What is being asked: Repeat each line of the material below exactly as it appears, minus any pictures.

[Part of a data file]

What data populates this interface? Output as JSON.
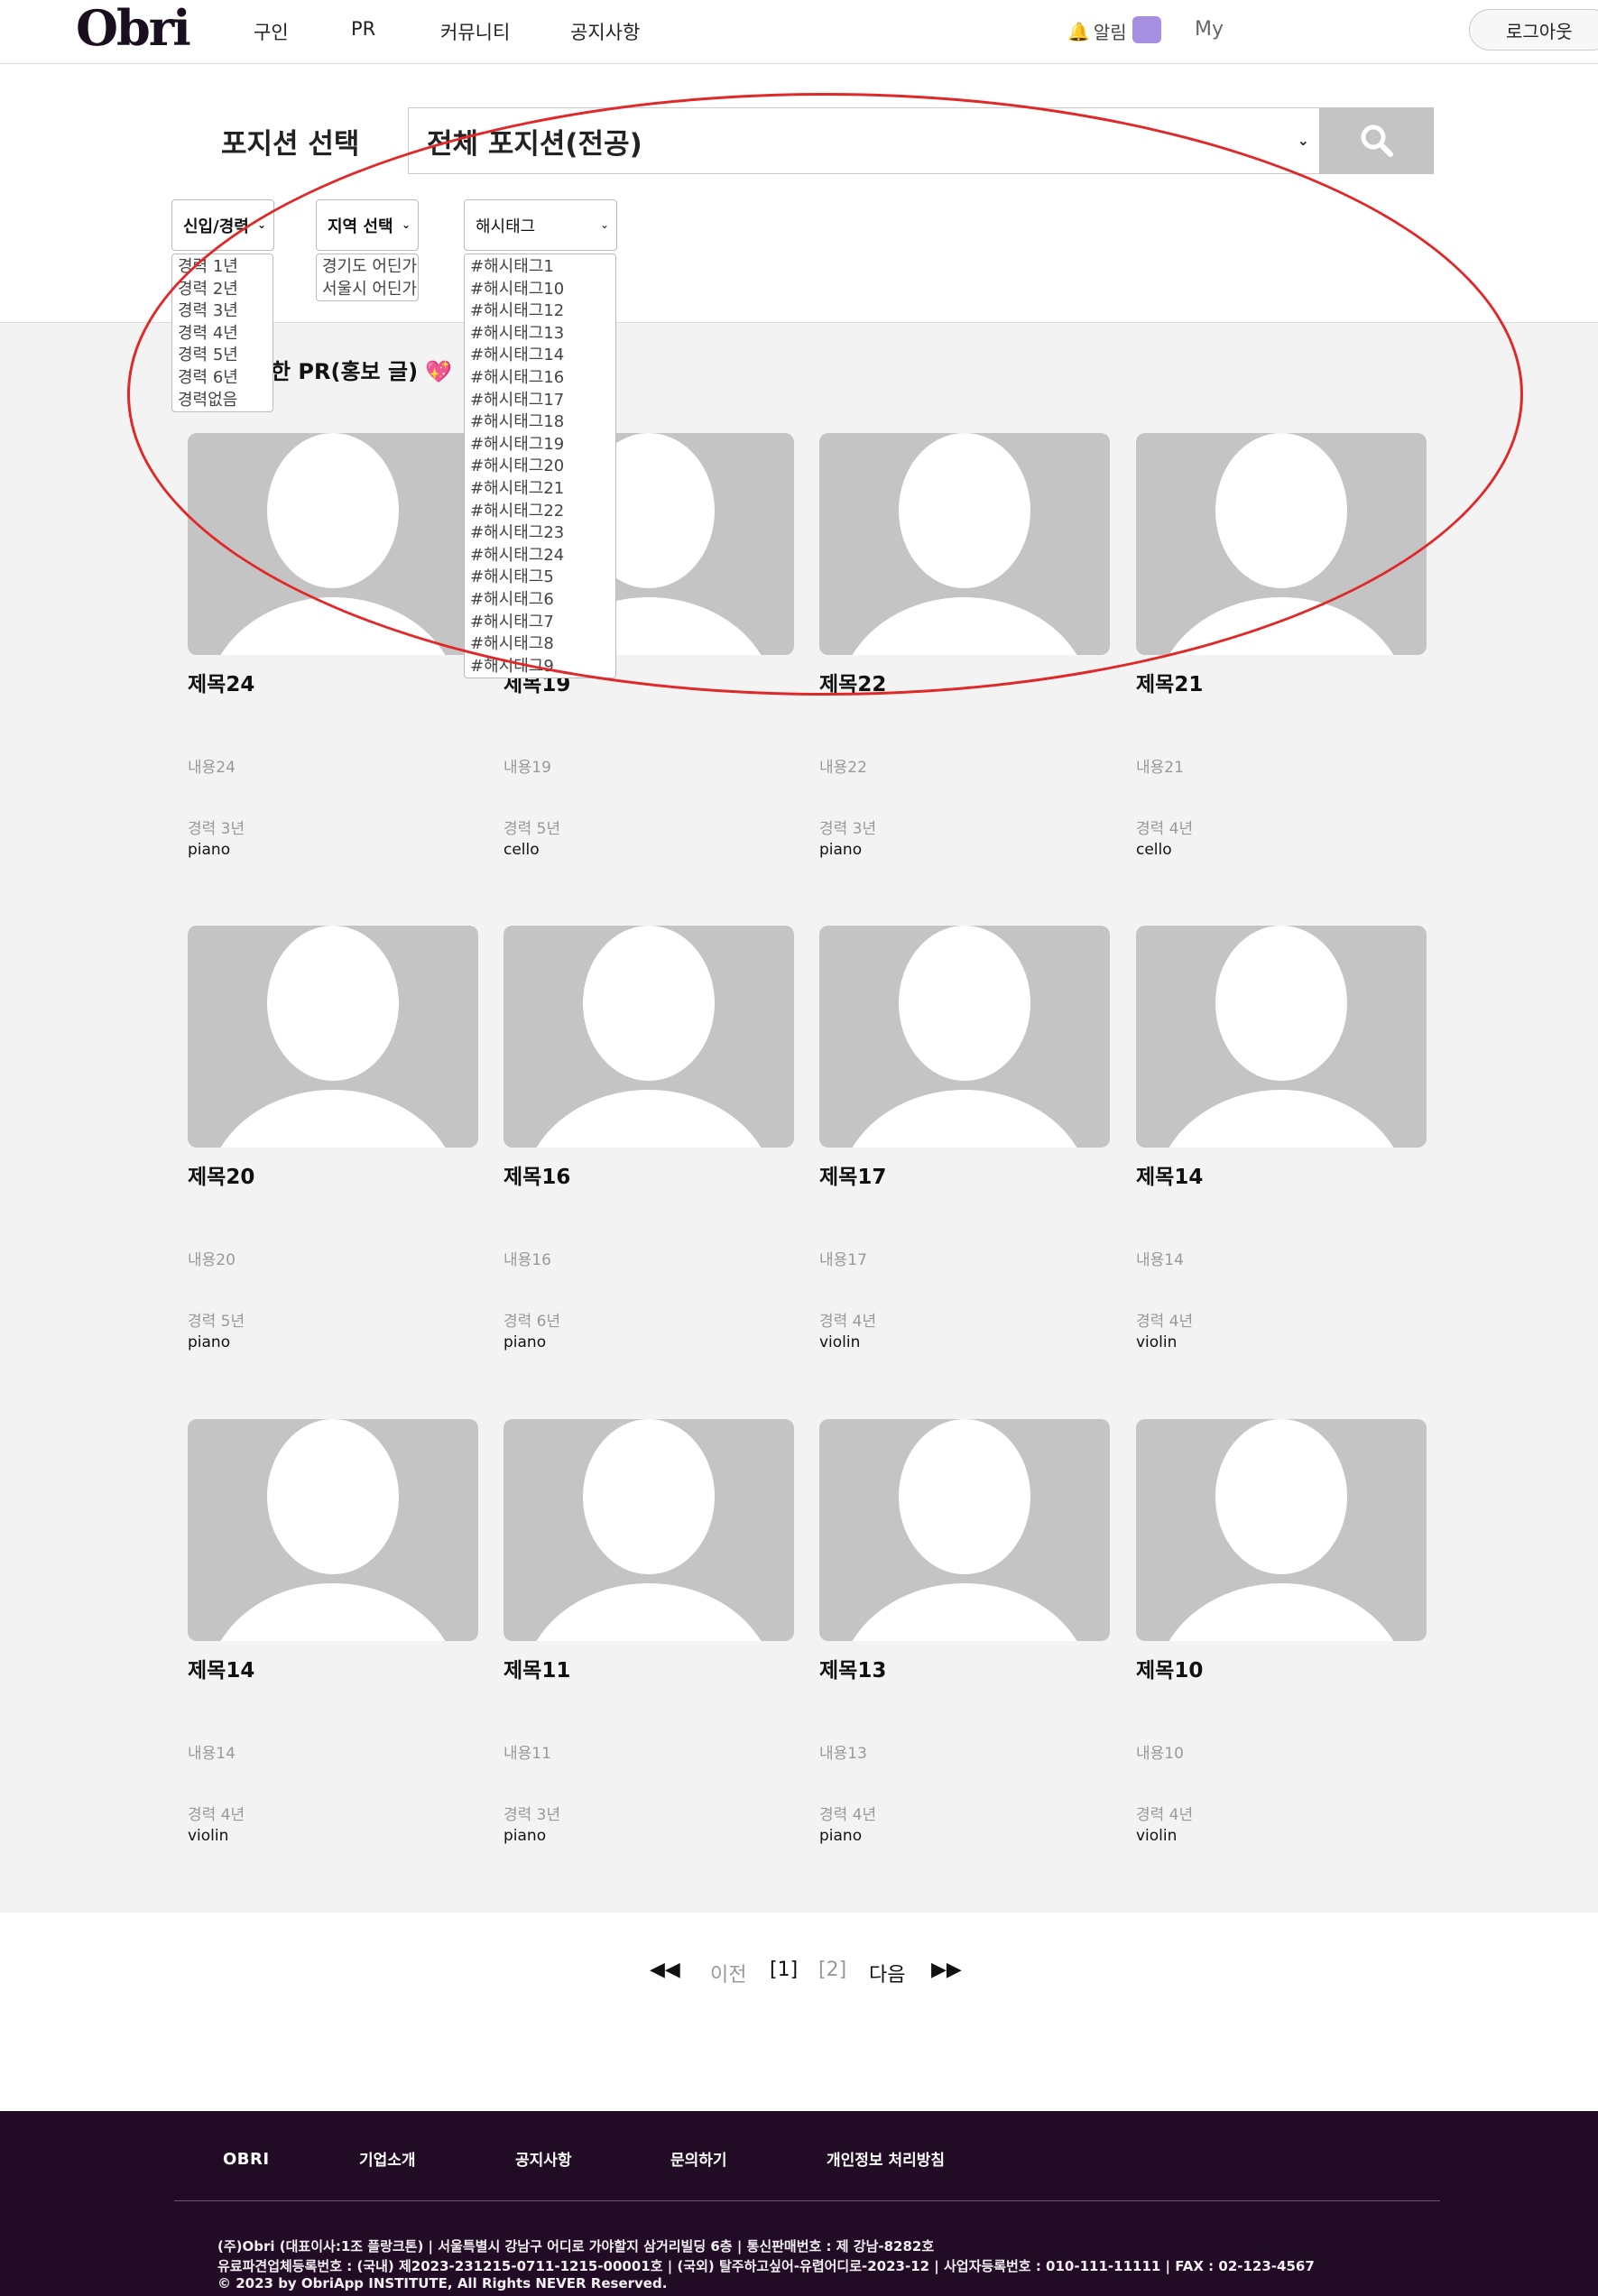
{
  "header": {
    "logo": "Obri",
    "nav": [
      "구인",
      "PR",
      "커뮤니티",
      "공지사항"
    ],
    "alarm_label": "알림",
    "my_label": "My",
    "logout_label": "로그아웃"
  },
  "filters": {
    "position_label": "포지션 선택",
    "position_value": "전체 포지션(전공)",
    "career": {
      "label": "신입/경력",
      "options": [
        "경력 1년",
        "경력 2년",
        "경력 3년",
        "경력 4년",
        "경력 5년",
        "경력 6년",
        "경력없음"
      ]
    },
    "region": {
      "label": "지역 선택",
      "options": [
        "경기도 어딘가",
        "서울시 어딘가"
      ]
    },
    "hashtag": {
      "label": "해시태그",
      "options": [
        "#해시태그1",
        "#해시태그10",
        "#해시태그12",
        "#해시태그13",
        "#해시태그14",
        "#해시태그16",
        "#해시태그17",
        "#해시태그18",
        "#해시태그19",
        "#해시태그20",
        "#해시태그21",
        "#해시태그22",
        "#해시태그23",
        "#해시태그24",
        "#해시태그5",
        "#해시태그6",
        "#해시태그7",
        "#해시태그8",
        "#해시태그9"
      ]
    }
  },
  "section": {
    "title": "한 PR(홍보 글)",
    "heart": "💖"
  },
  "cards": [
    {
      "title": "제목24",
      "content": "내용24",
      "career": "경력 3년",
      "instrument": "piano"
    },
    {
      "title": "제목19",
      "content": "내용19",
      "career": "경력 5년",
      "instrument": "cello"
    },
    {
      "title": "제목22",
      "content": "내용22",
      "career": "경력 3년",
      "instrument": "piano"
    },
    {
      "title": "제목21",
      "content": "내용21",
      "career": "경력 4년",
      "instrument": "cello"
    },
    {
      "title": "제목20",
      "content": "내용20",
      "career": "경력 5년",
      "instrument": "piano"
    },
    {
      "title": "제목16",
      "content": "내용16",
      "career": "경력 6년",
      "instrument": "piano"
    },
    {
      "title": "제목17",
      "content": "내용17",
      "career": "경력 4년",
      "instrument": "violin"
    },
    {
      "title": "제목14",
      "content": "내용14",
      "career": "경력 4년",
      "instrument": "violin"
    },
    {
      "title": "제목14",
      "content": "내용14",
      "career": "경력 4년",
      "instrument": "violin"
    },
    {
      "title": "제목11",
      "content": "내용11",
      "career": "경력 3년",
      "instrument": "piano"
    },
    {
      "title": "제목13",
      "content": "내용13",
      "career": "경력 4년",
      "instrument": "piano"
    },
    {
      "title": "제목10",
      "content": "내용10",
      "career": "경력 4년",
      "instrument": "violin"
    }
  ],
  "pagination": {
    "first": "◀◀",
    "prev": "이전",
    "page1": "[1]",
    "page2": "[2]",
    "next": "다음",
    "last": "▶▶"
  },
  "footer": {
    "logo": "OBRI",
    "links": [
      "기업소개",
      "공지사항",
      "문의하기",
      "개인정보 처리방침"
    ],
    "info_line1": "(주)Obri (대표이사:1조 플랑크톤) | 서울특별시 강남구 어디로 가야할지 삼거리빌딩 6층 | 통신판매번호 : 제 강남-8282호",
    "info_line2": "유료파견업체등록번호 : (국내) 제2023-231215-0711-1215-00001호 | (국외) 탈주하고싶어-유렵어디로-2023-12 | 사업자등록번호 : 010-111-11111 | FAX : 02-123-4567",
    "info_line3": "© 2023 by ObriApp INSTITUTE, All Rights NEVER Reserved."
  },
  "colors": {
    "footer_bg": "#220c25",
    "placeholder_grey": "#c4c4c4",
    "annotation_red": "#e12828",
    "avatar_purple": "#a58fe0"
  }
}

Task response:
What data populates this interface? Output as JSON.
{
  "header": {
    "logo": "Obri",
    "nav": [
      "구인",
      "PR",
      "커뮤니티",
      "공지사항"
    ],
    "alarm_label": "알림",
    "my_label": "My",
    "logout_label": "로그아웃"
  },
  "filters": {
    "position_label": "포지션 선택",
    "position_value": "전체 포지션(전공)",
    "career": {
      "label": "신입/경력",
      "options": [
        "경력 1년",
        "경력 2년",
        "경력 3년",
        "경력 4년",
        "경력 5년",
        "경력 6년",
        "경력없음"
      ]
    },
    "region": {
      "label": "지역 선택",
      "options": [
        "경기도 어딘가",
        "서울시 어딘가"
      ]
    },
    "hashtag": {
      "label": "해시태그",
      "options": [
        "#해시태그1",
        "#해시태그10",
        "#해시태그12",
        "#해시태그13",
        "#해시태그14",
        "#해시태그16",
        "#해시태그17",
        "#해시태그18",
        "#해시태그19",
        "#해시태그20",
        "#해시태그21",
        "#해시태그22",
        "#해시태그23",
        "#해시태그24",
        "#해시태그5",
        "#해시태그6",
        "#해시태그7",
        "#해시태그8",
        "#해시태그9"
      ]
    }
  },
  "section": {
    "title": "한 PR(홍보 글)",
    "heart": "💖"
  },
  "cards": [
    {
      "title": "제목24",
      "content": "내용24",
      "career": "경력 3년",
      "instrument": "piano"
    },
    {
      "title": "제목19",
      "content": "내용19",
      "career": "경력 5년",
      "instrument": "cello"
    },
    {
      "title": "제목22",
      "content": "내용22",
      "career": "경력 3년",
      "instrument": "piano"
    },
    {
      "title": "제목21",
      "content": "내용21",
      "career": "경력 4년",
      "instrument": "cello"
    },
    {
      "title": "제목20",
      "content": "내용20",
      "career": "경력 5년",
      "instrument": "piano"
    },
    {
      "title": "제목16",
      "content": "내용16",
      "career": "경력 6년",
      "instrument": "piano"
    },
    {
      "title": "제목17",
      "content": "내용17",
      "career": "경력 4년",
      "instrument": "violin"
    },
    {
      "title": "제목14",
      "content": "내용14",
      "career": "경력 4년",
      "instrument": "violin"
    },
    {
      "title": "제목14",
      "content": "내용14",
      "career": "경력 4년",
      "instrument": "violin"
    },
    {
      "title": "제목11",
      "content": "내용11",
      "career": "경력 3년",
      "instrument": "piano"
    },
    {
      "title": "제목13",
      "content": "내용13",
      "career": "경력 4년",
      "instrument": "piano"
    },
    {
      "title": "제목10",
      "content": "내용10",
      "career": "경력 4년",
      "instrument": "violin"
    }
  ],
  "pagination": {
    "first": "◀◀",
    "prev": "이전",
    "page1": "[1]",
    "page2": "[2]",
    "next": "다음",
    "last": "▶▶"
  },
  "footer": {
    "logo": "OBRI",
    "links": [
      "기업소개",
      "공지사항",
      "문의하기",
      "개인정보 처리방침"
    ],
    "info_line1": "(주)Obri (대표이사:1조 플랑크톤) | 서울특별시 강남구 어디로 가야할지 삼거리빌딩 6층 | 통신판매번호 : 제 강남-8282호",
    "info_line2": "유료파견업체등록번호 : (국내) 제2023-231215-0711-1215-00001호 | (국외) 탈주하고싶어-유렵어디로-2023-12 | 사업자등록번호 : 010-111-11111 | FAX : 02-123-4567",
    "info_line3": "© 2023 by ObriApp INSTITUTE, All Rights NEVER Reserved."
  },
  "colors": {
    "footer_bg": "#220c25",
    "placeholder_grey": "#c4c4c4",
    "annotation_red": "#e12828",
    "avatar_purple": "#a58fe0"
  }
}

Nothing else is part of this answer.